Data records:
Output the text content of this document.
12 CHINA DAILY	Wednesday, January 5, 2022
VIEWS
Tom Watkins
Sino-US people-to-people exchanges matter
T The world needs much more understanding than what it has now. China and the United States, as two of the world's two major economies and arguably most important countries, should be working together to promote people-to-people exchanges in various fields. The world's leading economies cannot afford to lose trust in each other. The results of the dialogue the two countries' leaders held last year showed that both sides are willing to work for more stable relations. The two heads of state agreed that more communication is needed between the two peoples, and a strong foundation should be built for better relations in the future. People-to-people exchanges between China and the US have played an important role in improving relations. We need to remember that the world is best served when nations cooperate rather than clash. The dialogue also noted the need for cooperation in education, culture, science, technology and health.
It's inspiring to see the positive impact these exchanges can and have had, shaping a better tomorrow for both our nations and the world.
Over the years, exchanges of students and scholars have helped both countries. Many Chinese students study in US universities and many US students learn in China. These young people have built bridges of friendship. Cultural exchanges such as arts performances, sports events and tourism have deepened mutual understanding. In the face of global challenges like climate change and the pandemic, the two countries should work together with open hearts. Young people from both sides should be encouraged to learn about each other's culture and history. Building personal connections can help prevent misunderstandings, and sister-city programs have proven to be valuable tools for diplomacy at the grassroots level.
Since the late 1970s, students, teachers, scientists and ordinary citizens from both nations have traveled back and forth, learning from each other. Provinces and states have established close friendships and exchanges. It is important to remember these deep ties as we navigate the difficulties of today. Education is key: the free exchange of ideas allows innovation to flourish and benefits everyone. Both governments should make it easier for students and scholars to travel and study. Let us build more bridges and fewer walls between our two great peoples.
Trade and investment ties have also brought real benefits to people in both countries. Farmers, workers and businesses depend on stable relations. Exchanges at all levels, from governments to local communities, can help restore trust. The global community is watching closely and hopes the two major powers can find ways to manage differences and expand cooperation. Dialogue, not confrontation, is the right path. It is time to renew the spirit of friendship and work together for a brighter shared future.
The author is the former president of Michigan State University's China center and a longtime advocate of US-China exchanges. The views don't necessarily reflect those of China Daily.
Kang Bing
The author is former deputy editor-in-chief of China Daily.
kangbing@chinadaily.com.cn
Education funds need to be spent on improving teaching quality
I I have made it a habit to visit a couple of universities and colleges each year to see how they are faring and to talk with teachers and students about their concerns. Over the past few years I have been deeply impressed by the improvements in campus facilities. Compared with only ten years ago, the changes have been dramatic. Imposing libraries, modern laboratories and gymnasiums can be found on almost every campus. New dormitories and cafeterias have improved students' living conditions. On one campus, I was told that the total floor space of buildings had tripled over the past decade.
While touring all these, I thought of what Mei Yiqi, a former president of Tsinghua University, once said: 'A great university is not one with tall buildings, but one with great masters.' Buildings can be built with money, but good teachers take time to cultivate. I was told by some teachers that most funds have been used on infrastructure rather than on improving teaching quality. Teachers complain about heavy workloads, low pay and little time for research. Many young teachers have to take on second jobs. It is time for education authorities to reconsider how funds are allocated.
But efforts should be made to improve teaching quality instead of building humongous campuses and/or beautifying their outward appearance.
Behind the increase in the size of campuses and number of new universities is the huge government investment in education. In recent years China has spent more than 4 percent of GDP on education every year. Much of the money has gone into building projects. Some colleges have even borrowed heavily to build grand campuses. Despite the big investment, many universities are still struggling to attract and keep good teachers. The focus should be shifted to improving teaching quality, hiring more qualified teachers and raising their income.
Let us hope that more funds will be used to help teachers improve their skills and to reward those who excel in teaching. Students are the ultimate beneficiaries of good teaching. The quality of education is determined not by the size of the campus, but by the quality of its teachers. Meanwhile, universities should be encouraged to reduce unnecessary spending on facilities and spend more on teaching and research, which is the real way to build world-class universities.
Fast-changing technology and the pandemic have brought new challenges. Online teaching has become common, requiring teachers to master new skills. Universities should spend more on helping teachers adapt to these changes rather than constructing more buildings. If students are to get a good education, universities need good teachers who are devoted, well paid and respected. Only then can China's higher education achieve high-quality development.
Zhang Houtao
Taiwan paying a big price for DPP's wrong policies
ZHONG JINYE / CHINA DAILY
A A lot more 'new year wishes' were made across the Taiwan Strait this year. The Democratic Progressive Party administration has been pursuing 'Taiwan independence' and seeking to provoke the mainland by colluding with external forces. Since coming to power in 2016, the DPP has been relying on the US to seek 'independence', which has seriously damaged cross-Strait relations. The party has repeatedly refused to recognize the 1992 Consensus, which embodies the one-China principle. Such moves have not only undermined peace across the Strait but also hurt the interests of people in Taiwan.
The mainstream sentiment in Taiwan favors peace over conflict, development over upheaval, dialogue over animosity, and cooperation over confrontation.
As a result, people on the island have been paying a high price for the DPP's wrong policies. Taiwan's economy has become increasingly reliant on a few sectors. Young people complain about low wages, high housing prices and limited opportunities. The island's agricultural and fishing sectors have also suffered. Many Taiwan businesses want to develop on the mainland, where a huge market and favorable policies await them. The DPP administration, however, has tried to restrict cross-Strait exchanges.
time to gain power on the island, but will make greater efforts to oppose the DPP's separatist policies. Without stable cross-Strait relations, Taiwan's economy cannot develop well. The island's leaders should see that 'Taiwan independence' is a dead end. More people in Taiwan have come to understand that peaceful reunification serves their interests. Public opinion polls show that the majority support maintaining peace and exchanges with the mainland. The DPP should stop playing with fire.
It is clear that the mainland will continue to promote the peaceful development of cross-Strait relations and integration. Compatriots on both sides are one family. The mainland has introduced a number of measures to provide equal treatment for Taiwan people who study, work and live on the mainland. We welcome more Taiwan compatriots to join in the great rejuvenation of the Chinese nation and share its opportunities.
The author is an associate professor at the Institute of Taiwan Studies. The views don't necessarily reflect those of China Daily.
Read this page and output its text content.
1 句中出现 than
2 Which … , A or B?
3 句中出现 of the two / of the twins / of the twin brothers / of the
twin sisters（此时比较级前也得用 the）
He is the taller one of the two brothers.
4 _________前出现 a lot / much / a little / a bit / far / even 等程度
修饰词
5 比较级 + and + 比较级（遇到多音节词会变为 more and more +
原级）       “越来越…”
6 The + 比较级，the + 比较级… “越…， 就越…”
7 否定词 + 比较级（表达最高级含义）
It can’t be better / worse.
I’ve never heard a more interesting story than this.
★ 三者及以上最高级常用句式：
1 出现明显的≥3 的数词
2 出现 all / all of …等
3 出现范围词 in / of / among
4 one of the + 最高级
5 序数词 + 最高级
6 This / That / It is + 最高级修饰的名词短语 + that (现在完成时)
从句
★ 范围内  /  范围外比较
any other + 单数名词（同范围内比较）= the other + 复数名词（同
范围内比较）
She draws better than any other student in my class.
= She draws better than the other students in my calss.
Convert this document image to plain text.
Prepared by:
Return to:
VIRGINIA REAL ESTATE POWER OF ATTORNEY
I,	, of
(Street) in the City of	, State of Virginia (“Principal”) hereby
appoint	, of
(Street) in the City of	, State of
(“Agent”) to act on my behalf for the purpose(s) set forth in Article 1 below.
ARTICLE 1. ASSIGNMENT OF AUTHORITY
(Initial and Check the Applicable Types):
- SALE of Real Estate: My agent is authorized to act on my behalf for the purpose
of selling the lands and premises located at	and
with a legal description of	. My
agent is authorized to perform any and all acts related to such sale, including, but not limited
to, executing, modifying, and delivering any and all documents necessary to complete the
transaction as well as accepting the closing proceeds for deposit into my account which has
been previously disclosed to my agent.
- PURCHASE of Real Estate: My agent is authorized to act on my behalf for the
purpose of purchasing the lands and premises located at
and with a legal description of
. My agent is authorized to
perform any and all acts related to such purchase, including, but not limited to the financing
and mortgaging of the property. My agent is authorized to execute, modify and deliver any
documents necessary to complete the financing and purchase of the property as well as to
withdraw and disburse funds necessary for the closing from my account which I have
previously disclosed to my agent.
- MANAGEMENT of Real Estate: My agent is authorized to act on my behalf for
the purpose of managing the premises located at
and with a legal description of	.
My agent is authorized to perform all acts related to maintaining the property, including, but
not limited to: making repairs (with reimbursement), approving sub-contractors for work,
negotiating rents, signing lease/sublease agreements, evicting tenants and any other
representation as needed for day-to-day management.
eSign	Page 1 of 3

TASK STATEMENT
Take every line containing the word "needed" and copy it.

RESULT
T The world needs much more understanding than what it has now. China and the United States, as two of the world's two major economies and arguably most important countries, should be working together to promote people-to-people exchanges in various fields. The world's leading economies cannot afford to lose trust in each other. The results of the dialogue the two countries' leaders held last year showed that both sides are willing to work for more stable relations. The two heads of state agreed that more communication is needed between the two peoples, and a strong foundation should be built for better relations in the future. People-to-people exchanges between China and the US have played an important role in improving relations. We need to remember that the world is best served when nations cooperate rather than clash. The dialogue also noted the need for cooperation in education, culture, science, technology and health.
representation as needed for day-to-day management.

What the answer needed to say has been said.